— EXERCISE INSTRUCTIONS —
Output the material beneath this task exactly, images excluded.

Stored data:
▬▬▬▬▬▬▬▬▬▬
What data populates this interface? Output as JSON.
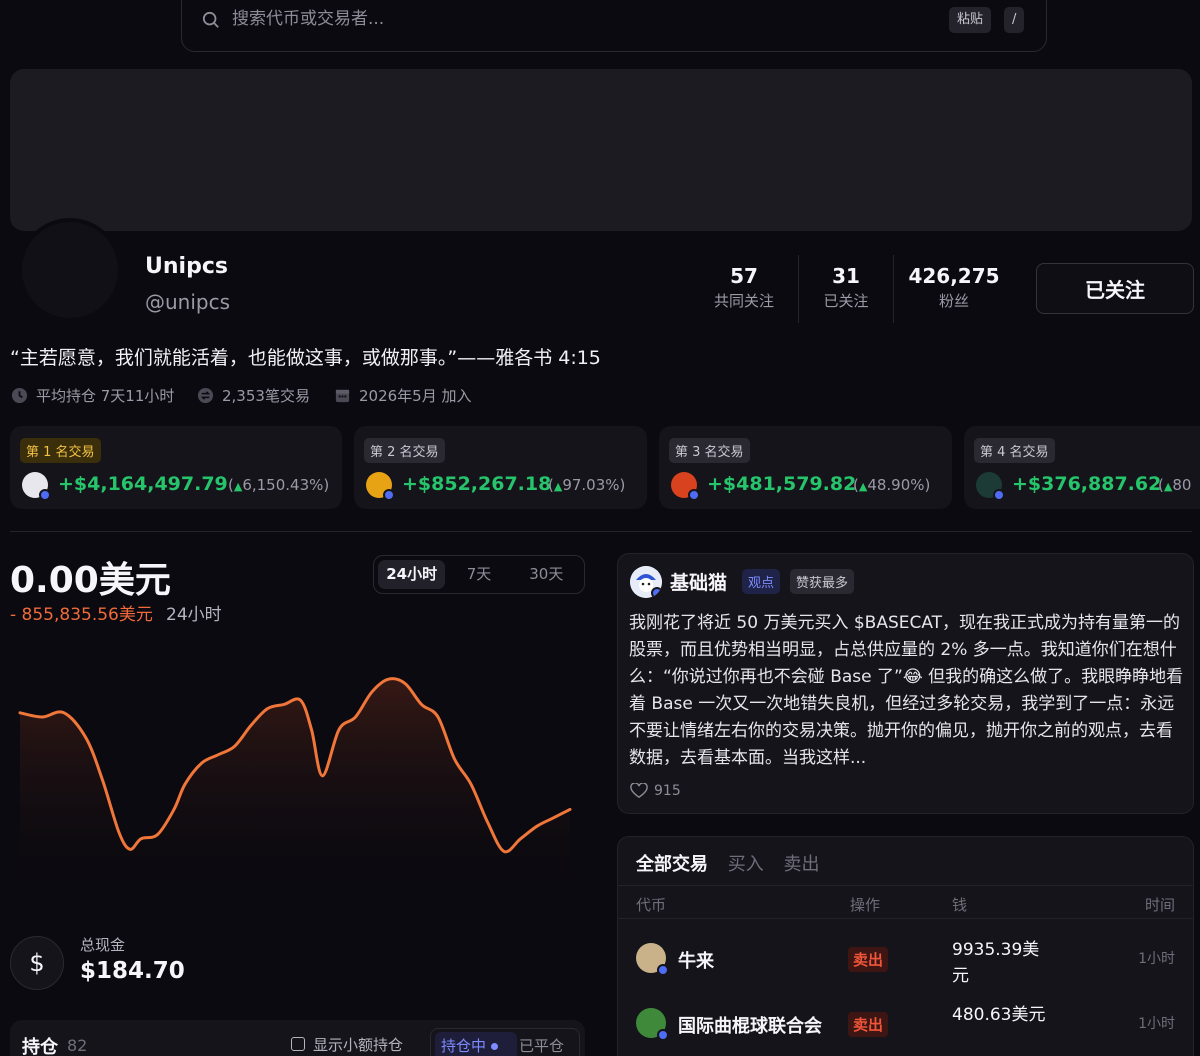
{
  "search": {
    "placeholder": "搜索代币或交易者...",
    "paste_label": "粘贴",
    "shortcut": "/"
  },
  "profile": {
    "name": "Unipcs",
    "handle": "@unipcs",
    "bio": "“主若愿意，我们就能活着，也能做这事，或做那事。”——雅各书 4:15",
    "stats": [
      {
        "value": "57",
        "label": "共同关注"
      },
      {
        "value": "31",
        "label": "已关注"
      },
      {
        "value": "426,275",
        "label": "粉丝"
      }
    ],
    "follow_label": "已关注",
    "meta": {
      "avg_hold": "平均持仓 7天11小时",
      "trades": "2,353笔交易",
      "joined": "2026年5月 加入"
    }
  },
  "top_trades": [
    {
      "rank": "第 1 名交易",
      "value": "+$4,164,497.79",
      "pct": "6,150.43%",
      "coin_color": "#e9e7ee",
      "gold": true
    },
    {
      "rank": "第 2 名交易",
      "value": "+$852,267.18",
      "pct": "97.03%",
      "coin_color": "#e7a313",
      "gold": false
    },
    {
      "rank": "第 3 名交易",
      "value": "+$481,579.82",
      "pct": "48.90%",
      "coin_color": "#d9421f",
      "gold": false
    },
    {
      "rank": "第 4 名交易",
      "value": "+$376,887.62",
      "pct": "80",
      "coin_color": "#1d3b36",
      "gold": false
    }
  ],
  "pnl": {
    "value": "0.00美元",
    "delta": "- 855,835.56美元",
    "period": "24小时",
    "ranges": [
      "24小时",
      "7天",
      "30天"
    ]
  },
  "chart_data": {
    "type": "area",
    "x": [
      0,
      4,
      8,
      12,
      15,
      18,
      20,
      22,
      25,
      28,
      30,
      33,
      36,
      39,
      42,
      45,
      48,
      51,
      53,
      55,
      58,
      61,
      64,
      67,
      70,
      73,
      76,
      79,
      82,
      85,
      88,
      91,
      94,
      97,
      100
    ],
    "values": [
      0.82,
      0.8,
      0.82,
      0.7,
      0.5,
      0.25,
      0.17,
      0.22,
      0.24,
      0.36,
      0.48,
      0.58,
      0.62,
      0.66,
      0.76,
      0.84,
      0.86,
      0.88,
      0.74,
      0.52,
      0.74,
      0.8,
      0.92,
      0.98,
      0.96,
      0.86,
      0.8,
      0.6,
      0.48,
      0.3,
      0.16,
      0.22,
      0.28,
      0.32,
      0.36
    ],
    "ylim": [
      0,
      1
    ],
    "grid": false,
    "color": "#f0763a"
  },
  "cash": {
    "label": "总现金",
    "value": "$184.70"
  },
  "holdings": {
    "title": "持仓",
    "count": "82",
    "small_label": "显示小额持仓",
    "active_tab": "持仓中",
    "other_tab": "已平仓"
  },
  "post": {
    "author": "基础猫",
    "tag_view": "观点",
    "tag_top": "赞获最多",
    "body": "我刚花了将近 50 万美元买入 $BASECAT，现在我正式成为持有量第一的股票，而且优势相当明显，占总供应量的 2% 多一点。我知道你们在想什么：“你说过你再也不会碰 Base 了”😂 但我的确这么做了。我眼睁睁地看着 Base 一次又一次地错失良机，但经过多轮交易，我学到了一点：永远不要让情绪左右你的交易决策。抛开你的偏见，抛开你之前的观点，去看数据，去看基本面。当我这样...",
    "likes": "915"
  },
  "trades": {
    "tabs": [
      "全部交易",
      "买入",
      "卖出"
    ],
    "headers": {
      "coin": "代币",
      "action": "操作",
      "amount": "钱",
      "time": "时间"
    },
    "rows": [
      {
        "name": "牛来",
        "action": "卖出",
        "amount": "9935.39美元",
        "time": "1小时",
        "coin_color": "#c9b28a"
      },
      {
        "name": "国际曲棍球联合会",
        "action": "卖出",
        "amount": "480.63美元",
        "time": "1小时",
        "coin_color": "#3f8a3a"
      }
    ]
  },
  "colors": {
    "positive": "#26c46b",
    "negative": "#f06a3a",
    "accent": "#7d8cff"
  }
}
▬▬▬▬▬▬▬▬▬▬
— TASK OUTPUT —
What data populates this interface? Output as JSON.
{
  "search": {
    "placeholder": "搜索代币或交易者...",
    "paste_label": "粘贴",
    "shortcut": "/"
  },
  "profile": {
    "name": "Unipcs",
    "handle": "@unipcs",
    "bio": "“主若愿意，我们就能活着，也能做这事，或做那事。”——雅各书 4:15",
    "stats": [
      {
        "value": "57",
        "label": "共同关注"
      },
      {
        "value": "31",
        "label": "已关注"
      },
      {
        "value": "426,275",
        "label": "粉丝"
      }
    ],
    "follow_label": "已关注",
    "meta": {
      "avg_hold": "平均持仓 7天11小时",
      "trades": "2,353笔交易",
      "joined": "2026年5月 加入"
    }
  },
  "top_trades": [
    {
      "rank": "第 1 名交易",
      "value": "+$4,164,497.79",
      "pct": "6,150.43%",
      "coin_color": "#e9e7ee",
      "gold": true
    },
    {
      "rank": "第 2 名交易",
      "value": "+$852,267.18",
      "pct": "97.03%",
      "coin_color": "#e7a313",
      "gold": false
    },
    {
      "rank": "第 3 名交易",
      "value": "+$481,579.82",
      "pct": "48.90%",
      "coin_color": "#d9421f",
      "gold": false
    },
    {
      "rank": "第 4 名交易",
      "value": "+$376,887.62",
      "pct": "80",
      "coin_color": "#1d3b36",
      "gold": false
    }
  ],
  "pnl": {
    "value": "0.00美元",
    "delta": "- 855,835.56美元",
    "period": "24小时",
    "ranges": [
      "24小时",
      "7天",
      "30天"
    ]
  },
  "chart_data": {
    "type": "area",
    "x": [
      0,
      4,
      8,
      12,
      15,
      18,
      20,
      22,
      25,
      28,
      30,
      33,
      36,
      39,
      42,
      45,
      48,
      51,
      53,
      55,
      58,
      61,
      64,
      67,
      70,
      73,
      76,
      79,
      82,
      85,
      88,
      91,
      94,
      97,
      100
    ],
    "values": [
      0.82,
      0.8,
      0.82,
      0.7,
      0.5,
      0.25,
      0.17,
      0.22,
      0.24,
      0.36,
      0.48,
      0.58,
      0.62,
      0.66,
      0.76,
      0.84,
      0.86,
      0.88,
      0.74,
      0.52,
      0.74,
      0.8,
      0.92,
      0.98,
      0.96,
      0.86,
      0.8,
      0.6,
      0.48,
      0.3,
      0.16,
      0.22,
      0.28,
      0.32,
      0.36
    ],
    "ylim": [
      0,
      1
    ],
    "grid": false,
    "color": "#f0763a"
  },
  "cash": {
    "label": "总现金",
    "value": "$184.70"
  },
  "holdings": {
    "title": "持仓",
    "count": "82",
    "small_label": "显示小额持仓",
    "active_tab": "持仓中",
    "other_tab": "已平仓"
  },
  "post": {
    "author": "基础猫",
    "tag_view": "观点",
    "tag_top": "赞获最多",
    "body": "我刚花了将近 50 万美元买入 $BASECAT，现在我正式成为持有量第一的股票，而且优势相当明显，占总供应量的 2% 多一点。我知道你们在想什么：“你说过你再也不会碰 Base 了”😂 但我的确这么做了。我眼睁睁地看着 Base 一次又一次地错失良机，但经过多轮交易，我学到了一点：永远不要让情绪左右你的交易决策。抛开你的偏见，抛开你之前的观点，去看数据，去看基本面。当我这样...",
    "likes": "915"
  },
  "trades": {
    "tabs": [
      "全部交易",
      "买入",
      "卖出"
    ],
    "headers": {
      "coin": "代币",
      "action": "操作",
      "amount": "钱",
      "time": "时间"
    },
    "rows": [
      {
        "name": "牛来",
        "action": "卖出",
        "amount": "9935.39美元",
        "time": "1小时",
        "coin_color": "#c9b28a"
      },
      {
        "name": "国际曲棍球联合会",
        "action": "卖出",
        "amount": "480.63美元",
        "time": "1小时",
        "coin_color": "#3f8a3a"
      }
    ]
  },
  "colors": {
    "positive": "#26c46b",
    "negative": "#f06a3a",
    "accent": "#7d8cff"
  }
}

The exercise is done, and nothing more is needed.